__Stored records__
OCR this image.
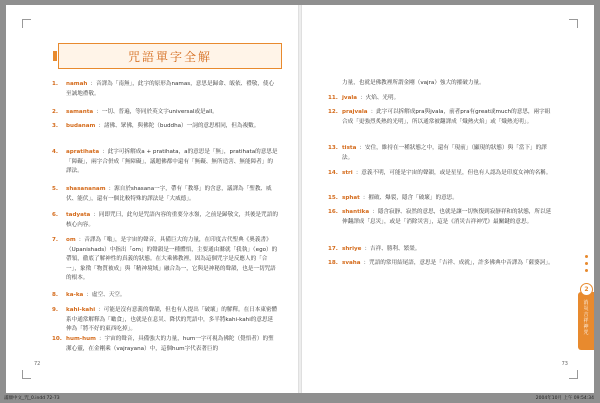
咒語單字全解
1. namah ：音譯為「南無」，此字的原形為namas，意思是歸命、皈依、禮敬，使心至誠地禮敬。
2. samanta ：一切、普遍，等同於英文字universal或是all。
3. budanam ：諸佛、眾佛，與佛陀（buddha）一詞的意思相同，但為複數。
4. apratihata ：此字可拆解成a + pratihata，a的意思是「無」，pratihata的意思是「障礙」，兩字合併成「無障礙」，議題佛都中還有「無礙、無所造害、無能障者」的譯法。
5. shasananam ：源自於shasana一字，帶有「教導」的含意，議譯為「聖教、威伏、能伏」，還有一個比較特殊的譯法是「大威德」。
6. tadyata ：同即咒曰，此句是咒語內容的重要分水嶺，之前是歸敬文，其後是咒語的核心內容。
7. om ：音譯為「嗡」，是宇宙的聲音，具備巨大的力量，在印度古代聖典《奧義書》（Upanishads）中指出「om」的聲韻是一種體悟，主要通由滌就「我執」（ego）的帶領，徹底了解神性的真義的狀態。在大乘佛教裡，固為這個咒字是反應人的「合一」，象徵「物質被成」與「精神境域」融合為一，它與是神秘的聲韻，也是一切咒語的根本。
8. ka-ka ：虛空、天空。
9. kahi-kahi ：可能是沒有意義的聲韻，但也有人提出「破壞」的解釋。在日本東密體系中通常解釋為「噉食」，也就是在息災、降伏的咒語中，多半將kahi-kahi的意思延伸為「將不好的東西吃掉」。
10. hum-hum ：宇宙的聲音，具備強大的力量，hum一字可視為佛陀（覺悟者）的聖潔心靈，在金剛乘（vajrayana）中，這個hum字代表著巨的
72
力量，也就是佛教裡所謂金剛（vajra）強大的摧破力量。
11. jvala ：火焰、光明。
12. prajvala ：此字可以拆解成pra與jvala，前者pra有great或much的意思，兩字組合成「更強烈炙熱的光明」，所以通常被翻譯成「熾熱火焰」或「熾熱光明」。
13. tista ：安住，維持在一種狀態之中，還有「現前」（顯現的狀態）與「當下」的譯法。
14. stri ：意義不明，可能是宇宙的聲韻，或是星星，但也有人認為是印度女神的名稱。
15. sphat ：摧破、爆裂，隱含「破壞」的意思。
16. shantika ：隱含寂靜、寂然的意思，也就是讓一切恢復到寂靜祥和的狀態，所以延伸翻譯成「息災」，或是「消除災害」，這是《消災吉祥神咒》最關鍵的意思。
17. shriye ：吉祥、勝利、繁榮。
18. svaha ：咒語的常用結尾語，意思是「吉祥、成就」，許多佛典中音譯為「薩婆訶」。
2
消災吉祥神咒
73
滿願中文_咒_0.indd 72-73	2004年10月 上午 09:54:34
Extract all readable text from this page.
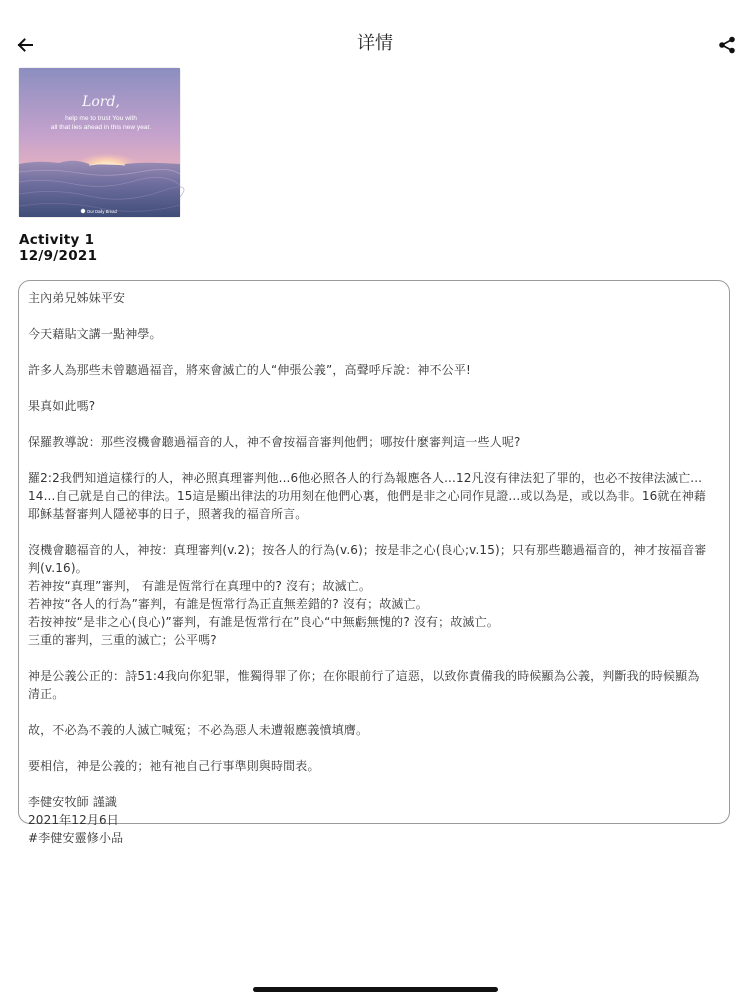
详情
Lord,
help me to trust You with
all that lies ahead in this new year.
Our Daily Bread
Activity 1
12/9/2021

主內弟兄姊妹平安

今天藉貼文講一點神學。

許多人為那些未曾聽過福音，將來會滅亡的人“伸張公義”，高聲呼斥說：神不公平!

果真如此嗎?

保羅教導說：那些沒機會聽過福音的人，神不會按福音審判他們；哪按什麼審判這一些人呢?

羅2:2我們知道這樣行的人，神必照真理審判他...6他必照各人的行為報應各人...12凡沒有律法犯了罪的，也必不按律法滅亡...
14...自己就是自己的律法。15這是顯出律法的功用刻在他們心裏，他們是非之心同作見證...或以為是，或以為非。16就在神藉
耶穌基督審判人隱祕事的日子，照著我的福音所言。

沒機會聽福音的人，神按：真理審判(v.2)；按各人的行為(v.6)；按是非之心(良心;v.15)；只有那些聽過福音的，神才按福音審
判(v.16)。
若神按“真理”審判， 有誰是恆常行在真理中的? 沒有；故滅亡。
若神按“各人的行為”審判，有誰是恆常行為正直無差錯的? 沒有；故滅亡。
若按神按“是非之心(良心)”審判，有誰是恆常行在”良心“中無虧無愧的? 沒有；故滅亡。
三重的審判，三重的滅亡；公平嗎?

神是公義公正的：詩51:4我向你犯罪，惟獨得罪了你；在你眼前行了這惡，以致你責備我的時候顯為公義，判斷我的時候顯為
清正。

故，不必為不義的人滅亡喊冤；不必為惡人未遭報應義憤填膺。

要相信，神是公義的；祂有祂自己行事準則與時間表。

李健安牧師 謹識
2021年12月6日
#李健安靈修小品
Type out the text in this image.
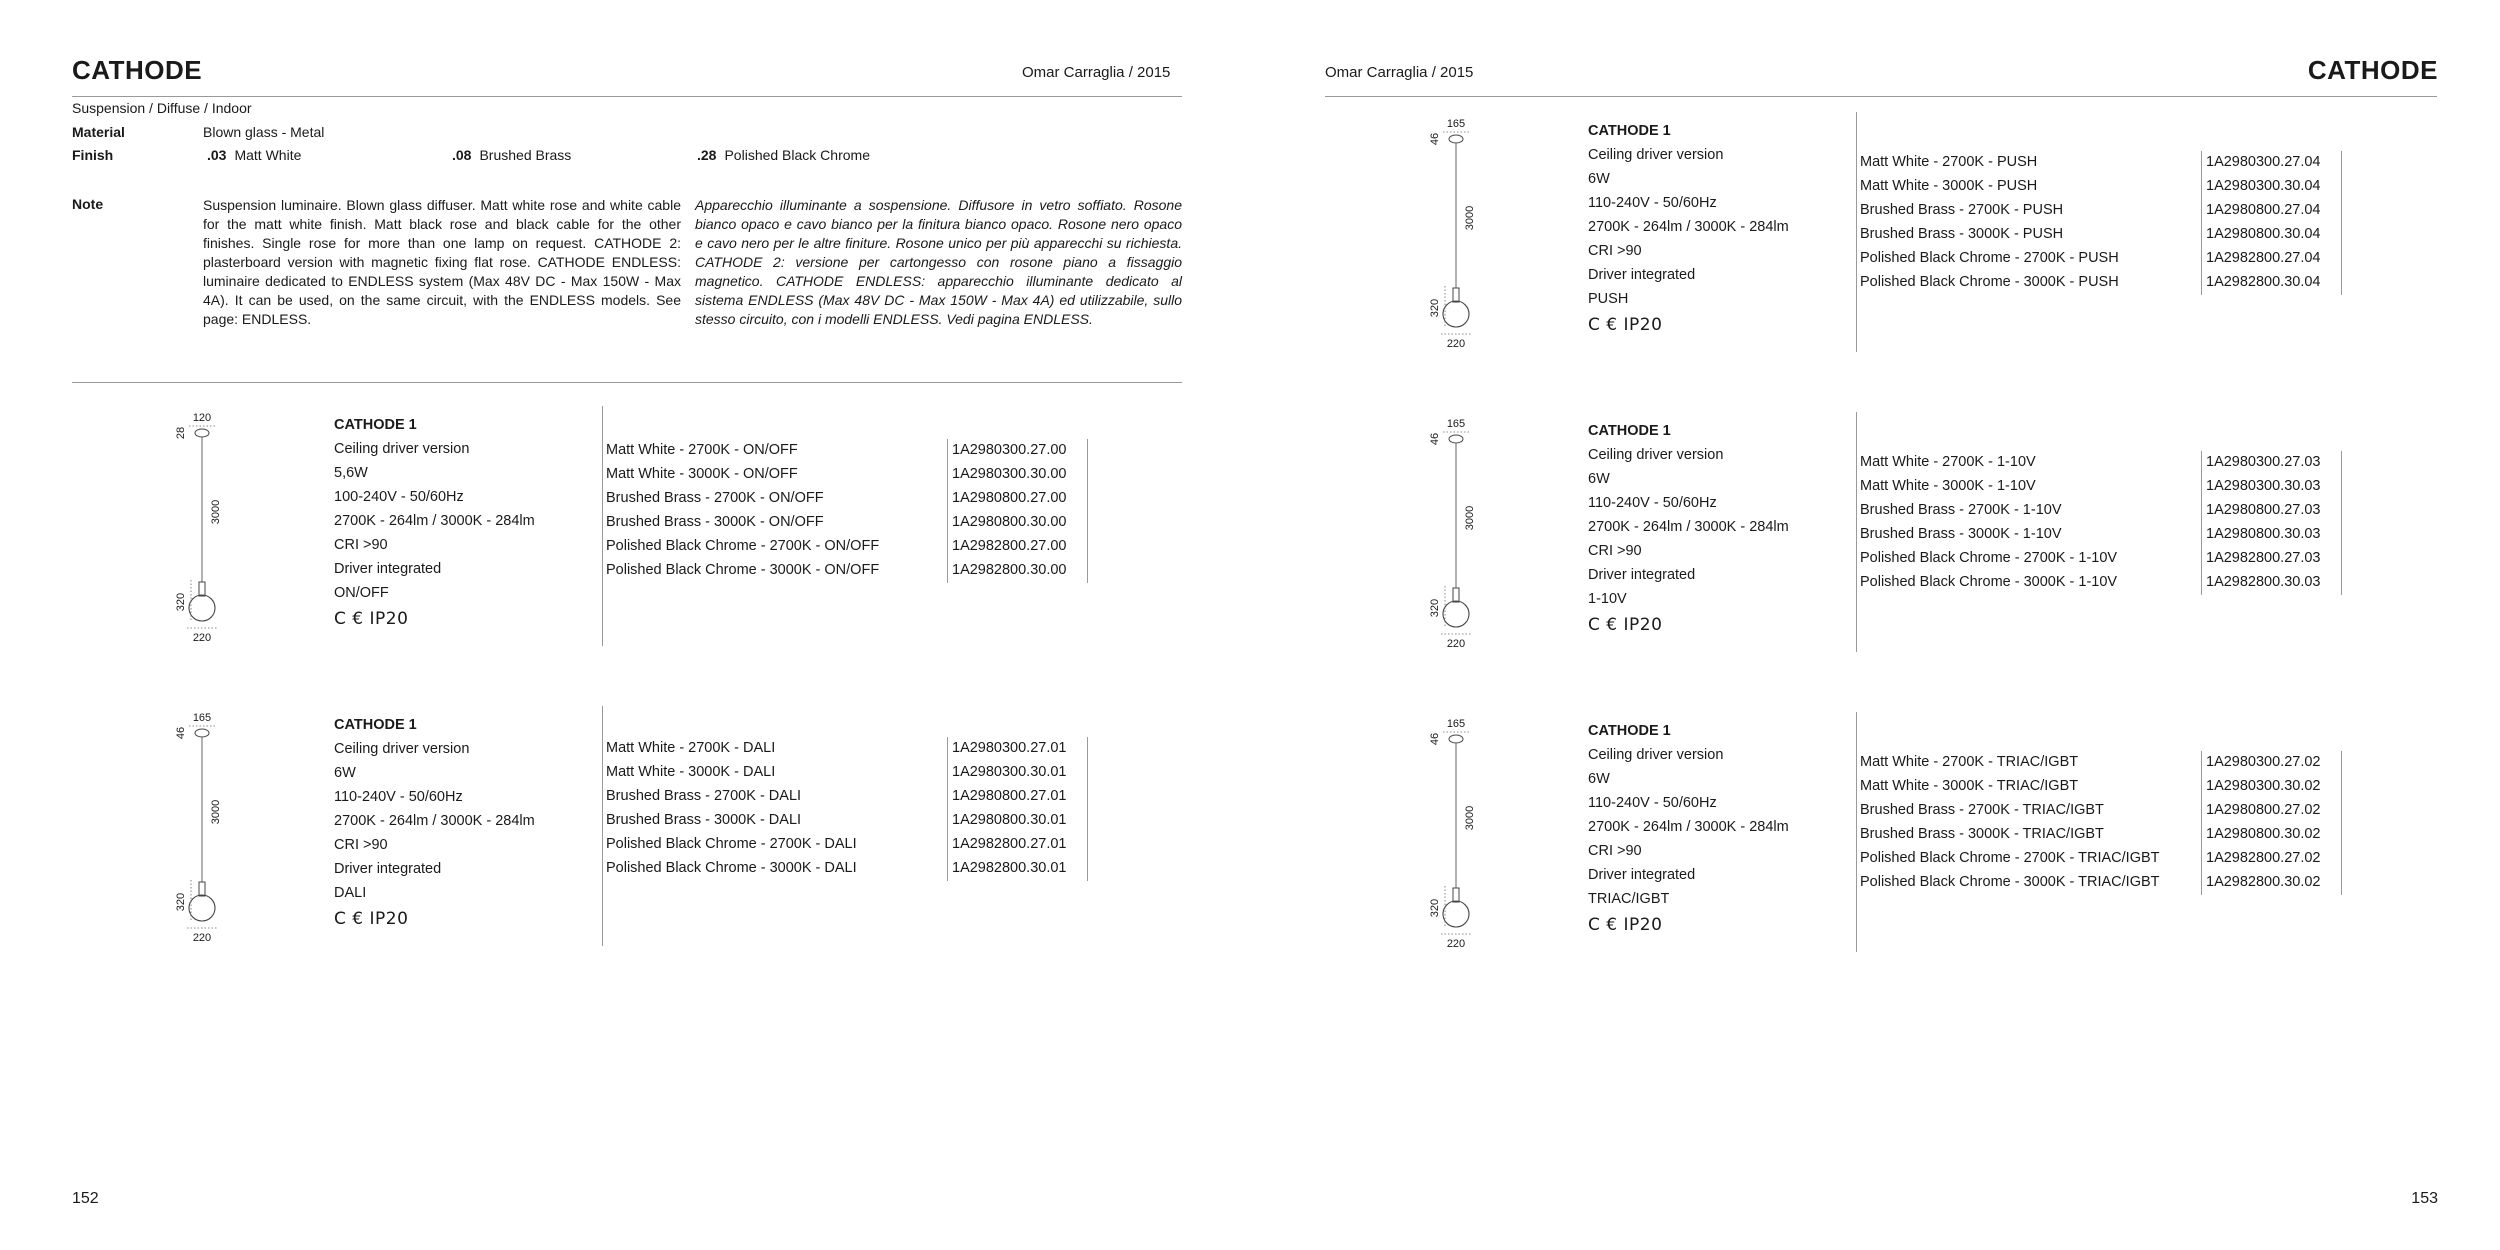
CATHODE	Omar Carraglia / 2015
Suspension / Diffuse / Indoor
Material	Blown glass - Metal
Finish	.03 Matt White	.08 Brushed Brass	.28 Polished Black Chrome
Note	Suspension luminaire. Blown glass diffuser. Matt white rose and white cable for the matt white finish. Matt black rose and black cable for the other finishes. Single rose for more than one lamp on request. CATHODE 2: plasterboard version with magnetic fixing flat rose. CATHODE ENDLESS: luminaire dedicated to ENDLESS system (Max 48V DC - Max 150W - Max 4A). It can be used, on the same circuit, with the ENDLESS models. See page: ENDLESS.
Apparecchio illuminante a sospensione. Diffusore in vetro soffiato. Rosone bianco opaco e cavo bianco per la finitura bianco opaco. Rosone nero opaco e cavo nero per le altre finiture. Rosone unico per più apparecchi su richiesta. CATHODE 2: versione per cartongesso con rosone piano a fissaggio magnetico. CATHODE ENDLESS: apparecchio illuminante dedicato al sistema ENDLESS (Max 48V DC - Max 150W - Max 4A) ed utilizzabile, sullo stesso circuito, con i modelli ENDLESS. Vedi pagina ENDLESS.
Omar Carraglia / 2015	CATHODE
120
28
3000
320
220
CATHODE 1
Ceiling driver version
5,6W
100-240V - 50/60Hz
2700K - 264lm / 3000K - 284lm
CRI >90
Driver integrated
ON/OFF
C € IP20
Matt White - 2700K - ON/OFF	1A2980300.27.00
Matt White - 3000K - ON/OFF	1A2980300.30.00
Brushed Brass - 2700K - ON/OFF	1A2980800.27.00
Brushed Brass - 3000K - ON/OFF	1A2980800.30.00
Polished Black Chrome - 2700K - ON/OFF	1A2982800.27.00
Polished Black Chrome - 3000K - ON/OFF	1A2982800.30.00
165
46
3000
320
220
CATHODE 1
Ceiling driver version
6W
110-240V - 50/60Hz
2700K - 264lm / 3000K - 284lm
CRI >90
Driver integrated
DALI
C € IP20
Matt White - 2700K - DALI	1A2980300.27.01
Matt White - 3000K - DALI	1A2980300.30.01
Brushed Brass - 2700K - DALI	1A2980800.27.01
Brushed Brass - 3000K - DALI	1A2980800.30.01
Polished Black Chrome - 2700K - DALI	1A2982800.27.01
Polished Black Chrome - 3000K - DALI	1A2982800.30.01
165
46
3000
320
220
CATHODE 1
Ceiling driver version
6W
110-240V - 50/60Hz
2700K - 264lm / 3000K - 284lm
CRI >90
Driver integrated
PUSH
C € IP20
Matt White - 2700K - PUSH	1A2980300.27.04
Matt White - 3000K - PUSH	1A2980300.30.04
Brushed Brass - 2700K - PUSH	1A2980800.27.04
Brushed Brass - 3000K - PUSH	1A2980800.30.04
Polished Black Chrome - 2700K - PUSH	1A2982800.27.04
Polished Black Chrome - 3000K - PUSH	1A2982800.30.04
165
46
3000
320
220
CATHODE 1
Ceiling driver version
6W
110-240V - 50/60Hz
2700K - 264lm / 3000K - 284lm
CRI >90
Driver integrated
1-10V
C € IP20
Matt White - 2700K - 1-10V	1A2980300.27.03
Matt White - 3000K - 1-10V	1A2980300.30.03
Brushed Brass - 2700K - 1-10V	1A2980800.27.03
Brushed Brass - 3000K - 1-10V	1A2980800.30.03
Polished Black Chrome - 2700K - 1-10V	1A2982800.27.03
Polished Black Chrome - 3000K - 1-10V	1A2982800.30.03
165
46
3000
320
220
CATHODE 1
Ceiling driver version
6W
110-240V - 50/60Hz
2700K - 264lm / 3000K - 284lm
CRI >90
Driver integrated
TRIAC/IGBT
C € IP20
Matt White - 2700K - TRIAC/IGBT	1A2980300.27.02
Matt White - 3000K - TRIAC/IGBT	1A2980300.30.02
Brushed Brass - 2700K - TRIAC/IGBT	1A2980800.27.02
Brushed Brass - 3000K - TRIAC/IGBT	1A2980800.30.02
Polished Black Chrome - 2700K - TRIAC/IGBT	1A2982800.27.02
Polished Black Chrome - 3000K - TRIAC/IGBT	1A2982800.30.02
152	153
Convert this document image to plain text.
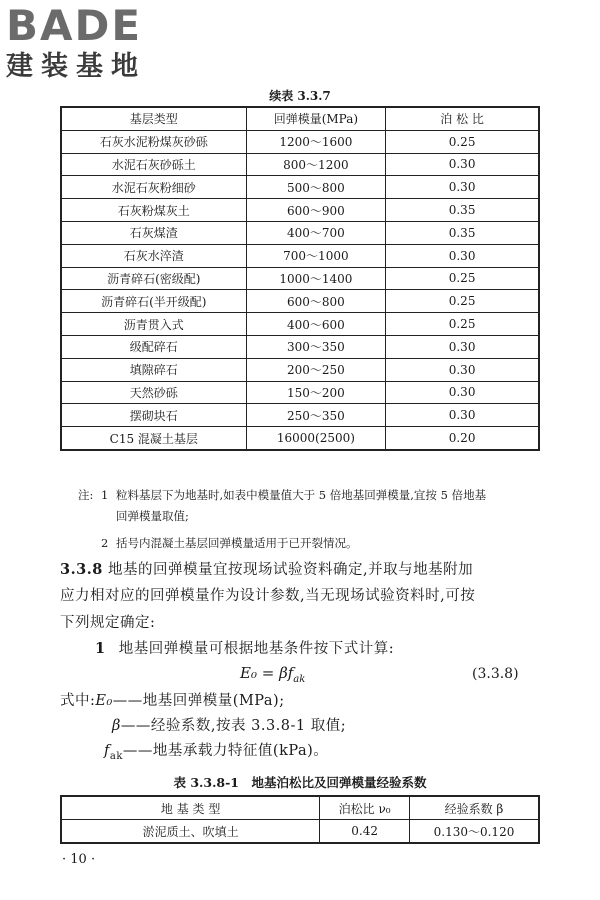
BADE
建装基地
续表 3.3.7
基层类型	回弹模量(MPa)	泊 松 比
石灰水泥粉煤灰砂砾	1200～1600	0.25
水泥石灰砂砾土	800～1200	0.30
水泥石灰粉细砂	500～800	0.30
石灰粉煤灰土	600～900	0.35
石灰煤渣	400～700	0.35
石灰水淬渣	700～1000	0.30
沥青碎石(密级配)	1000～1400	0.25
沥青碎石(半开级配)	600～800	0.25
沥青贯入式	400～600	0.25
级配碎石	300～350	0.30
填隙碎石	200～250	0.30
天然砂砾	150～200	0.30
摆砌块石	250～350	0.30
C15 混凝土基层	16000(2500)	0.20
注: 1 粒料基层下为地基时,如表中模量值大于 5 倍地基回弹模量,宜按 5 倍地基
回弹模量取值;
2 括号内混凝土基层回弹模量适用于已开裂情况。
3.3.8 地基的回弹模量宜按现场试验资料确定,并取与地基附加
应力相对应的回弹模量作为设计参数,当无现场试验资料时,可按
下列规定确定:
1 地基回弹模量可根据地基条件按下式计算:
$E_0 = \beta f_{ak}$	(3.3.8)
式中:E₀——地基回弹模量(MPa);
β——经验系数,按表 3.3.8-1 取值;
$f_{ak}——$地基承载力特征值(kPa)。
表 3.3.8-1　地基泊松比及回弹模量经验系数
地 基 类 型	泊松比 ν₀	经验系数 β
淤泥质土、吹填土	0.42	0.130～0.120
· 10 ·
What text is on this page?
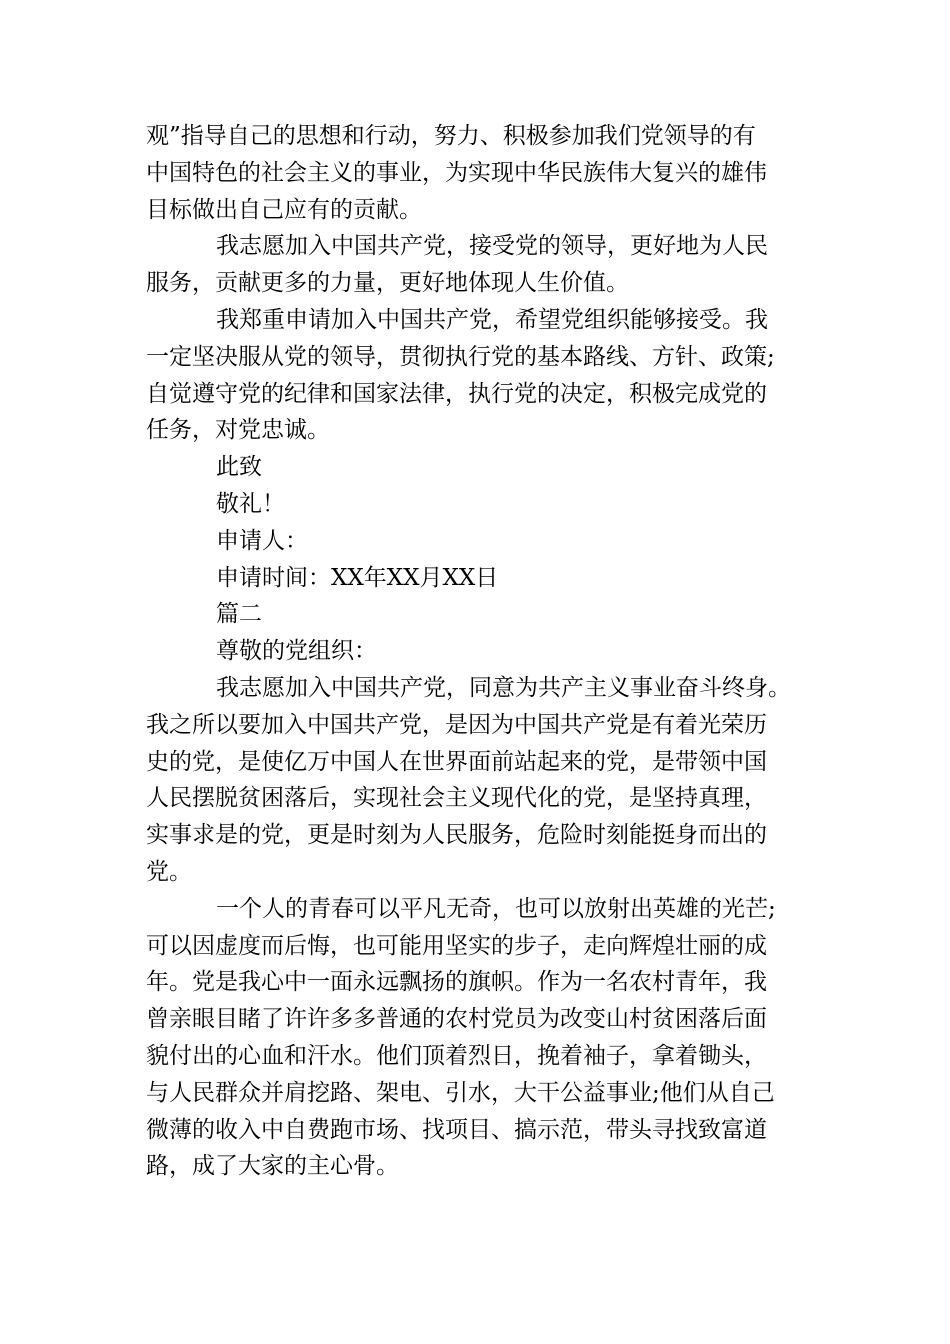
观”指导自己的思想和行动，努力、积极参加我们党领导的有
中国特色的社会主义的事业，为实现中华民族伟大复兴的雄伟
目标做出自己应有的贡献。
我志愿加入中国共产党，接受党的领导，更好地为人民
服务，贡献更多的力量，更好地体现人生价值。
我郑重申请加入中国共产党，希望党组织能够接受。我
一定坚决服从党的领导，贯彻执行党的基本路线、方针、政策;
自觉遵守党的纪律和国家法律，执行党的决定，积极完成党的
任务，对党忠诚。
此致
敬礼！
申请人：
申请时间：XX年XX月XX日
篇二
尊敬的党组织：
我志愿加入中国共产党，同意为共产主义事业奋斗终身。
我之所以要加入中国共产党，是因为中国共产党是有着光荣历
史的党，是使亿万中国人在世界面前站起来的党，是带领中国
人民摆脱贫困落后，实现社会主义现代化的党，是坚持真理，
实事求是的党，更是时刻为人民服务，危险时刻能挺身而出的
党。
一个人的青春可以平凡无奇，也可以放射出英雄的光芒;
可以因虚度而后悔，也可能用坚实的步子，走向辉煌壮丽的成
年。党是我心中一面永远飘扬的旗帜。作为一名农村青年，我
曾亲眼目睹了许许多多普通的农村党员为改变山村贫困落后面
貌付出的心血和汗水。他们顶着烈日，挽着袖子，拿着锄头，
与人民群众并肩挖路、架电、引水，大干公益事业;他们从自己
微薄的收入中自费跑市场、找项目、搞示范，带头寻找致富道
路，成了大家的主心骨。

__Exercise__
Scan the material for lines with the word "PUSH", and copy each line you find.

__Output for this exercise__
PUSH
Matt White - 2700K - PUSH	1A2980300.27.04
Matt White - 3000K - PUSH	1A2980300.30.04
Brushed Brass - 2700K - PUSH	1A2980800.27.04
Brushed Brass - 3000K - PUSH	1A2980800.30.04
Polished Black Chrome - 2700K - PUSH	1A2982800.27.04
Polished Black Chrome - 3000K - PUSH	1A2982800.30.04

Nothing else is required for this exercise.